◆ Direction
Only the number is needed: how many lines of the records include "this"?

◆ Information supplied
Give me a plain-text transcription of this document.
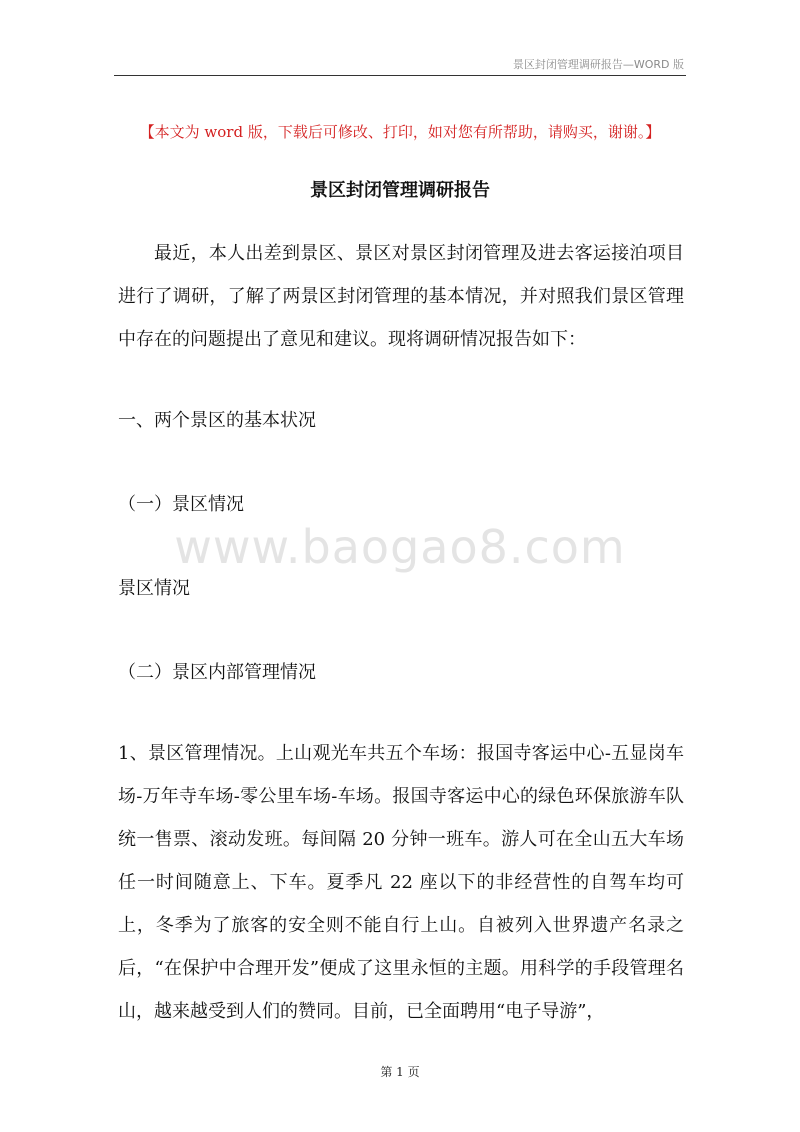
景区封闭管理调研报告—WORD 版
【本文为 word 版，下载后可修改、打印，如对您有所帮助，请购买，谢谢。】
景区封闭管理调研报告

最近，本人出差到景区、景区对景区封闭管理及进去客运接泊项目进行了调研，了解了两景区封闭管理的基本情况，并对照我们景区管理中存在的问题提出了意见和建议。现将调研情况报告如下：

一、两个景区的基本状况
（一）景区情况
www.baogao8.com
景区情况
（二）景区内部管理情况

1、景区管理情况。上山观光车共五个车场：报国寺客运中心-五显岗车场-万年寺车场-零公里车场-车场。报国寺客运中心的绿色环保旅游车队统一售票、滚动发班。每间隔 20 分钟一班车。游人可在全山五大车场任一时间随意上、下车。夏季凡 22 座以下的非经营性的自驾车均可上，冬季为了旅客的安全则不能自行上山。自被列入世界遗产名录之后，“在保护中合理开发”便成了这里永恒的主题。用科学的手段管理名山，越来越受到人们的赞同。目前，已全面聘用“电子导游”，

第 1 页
* * *
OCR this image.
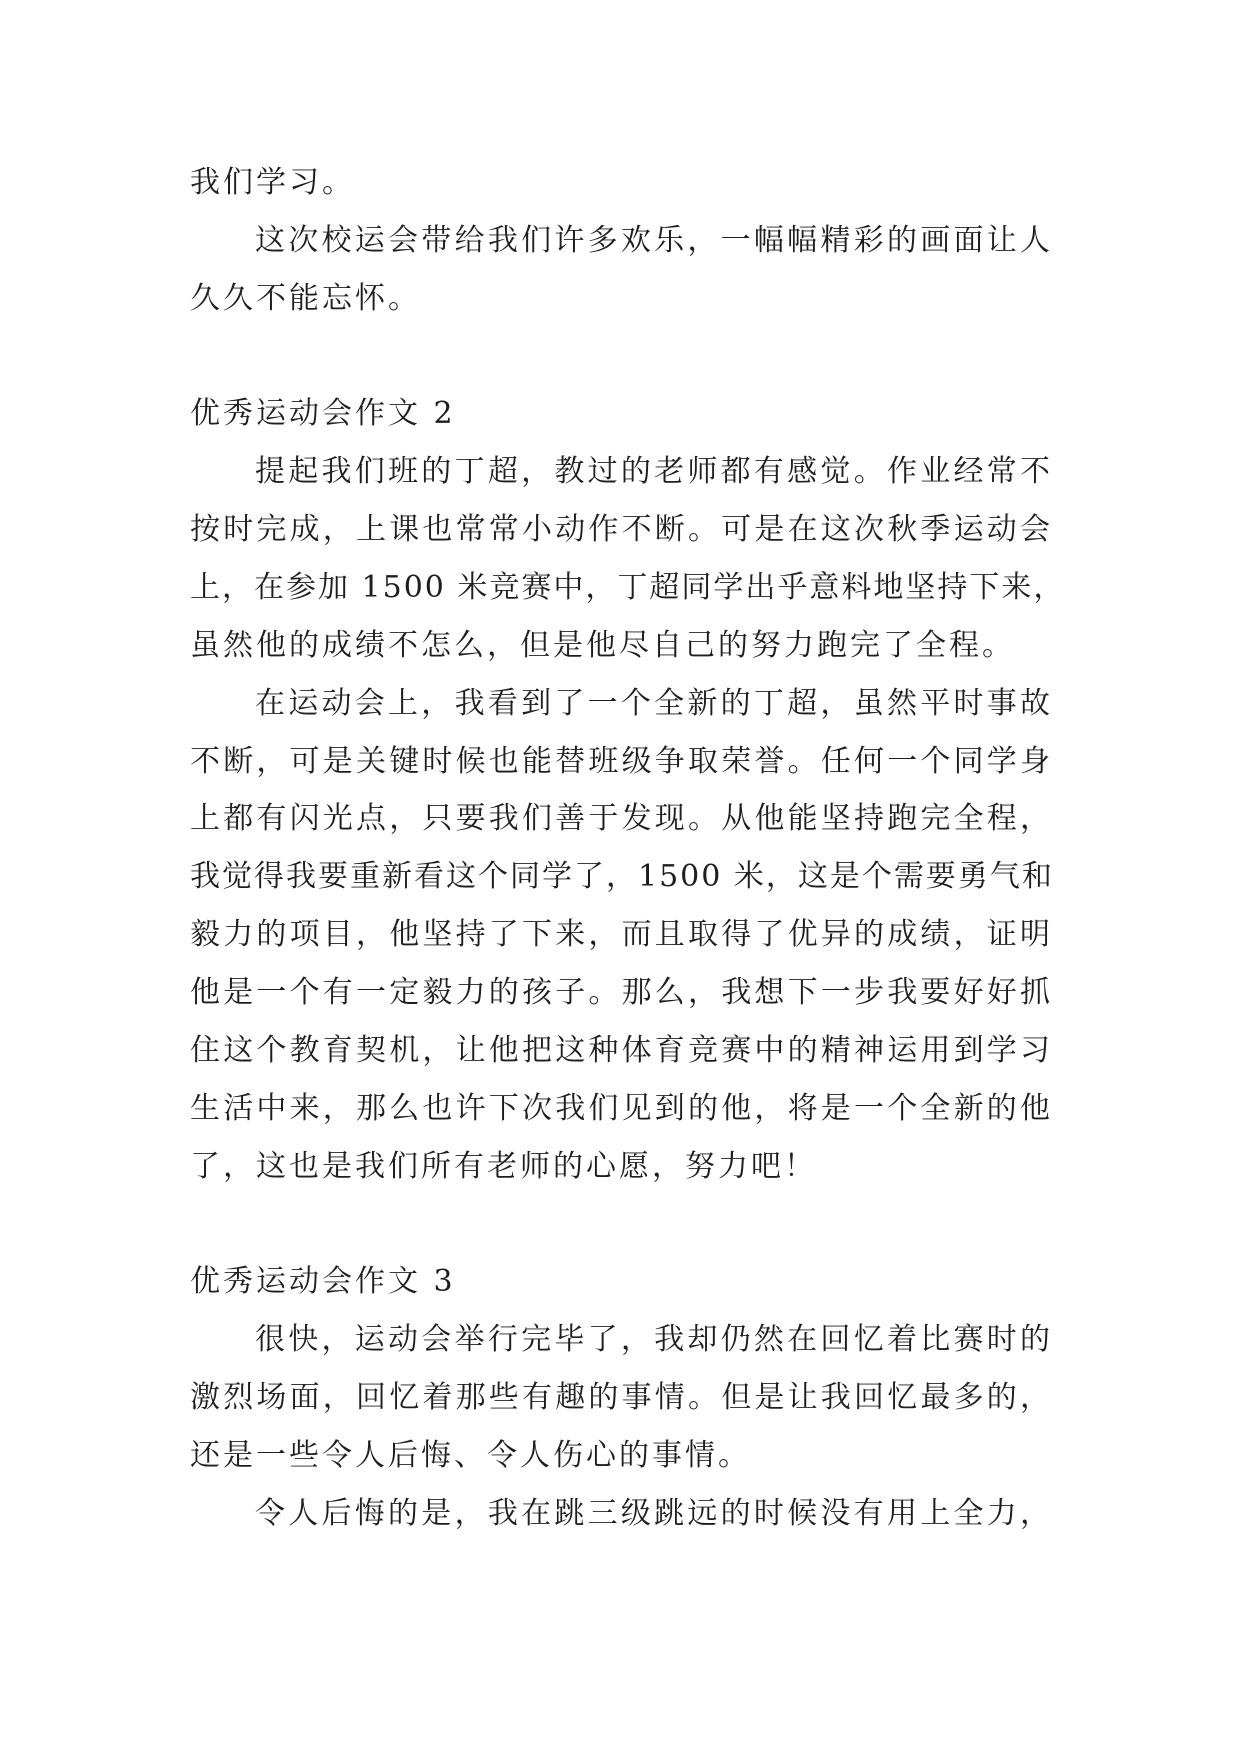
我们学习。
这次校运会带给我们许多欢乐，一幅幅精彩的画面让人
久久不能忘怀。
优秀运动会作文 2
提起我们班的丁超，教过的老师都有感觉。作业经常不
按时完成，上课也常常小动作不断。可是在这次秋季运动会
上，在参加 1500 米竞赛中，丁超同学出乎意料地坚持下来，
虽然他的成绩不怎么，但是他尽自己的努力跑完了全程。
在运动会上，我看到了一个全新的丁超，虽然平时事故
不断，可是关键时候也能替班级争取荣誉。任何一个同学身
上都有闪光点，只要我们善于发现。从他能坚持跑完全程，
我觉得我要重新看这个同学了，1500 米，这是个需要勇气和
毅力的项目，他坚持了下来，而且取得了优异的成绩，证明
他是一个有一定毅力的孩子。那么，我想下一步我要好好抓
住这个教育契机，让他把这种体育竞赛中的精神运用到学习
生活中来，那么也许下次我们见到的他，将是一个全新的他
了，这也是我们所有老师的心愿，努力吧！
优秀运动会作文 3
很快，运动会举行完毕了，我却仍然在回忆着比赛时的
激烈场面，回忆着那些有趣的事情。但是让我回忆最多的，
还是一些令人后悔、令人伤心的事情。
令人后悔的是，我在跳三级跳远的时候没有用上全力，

◆ The output
2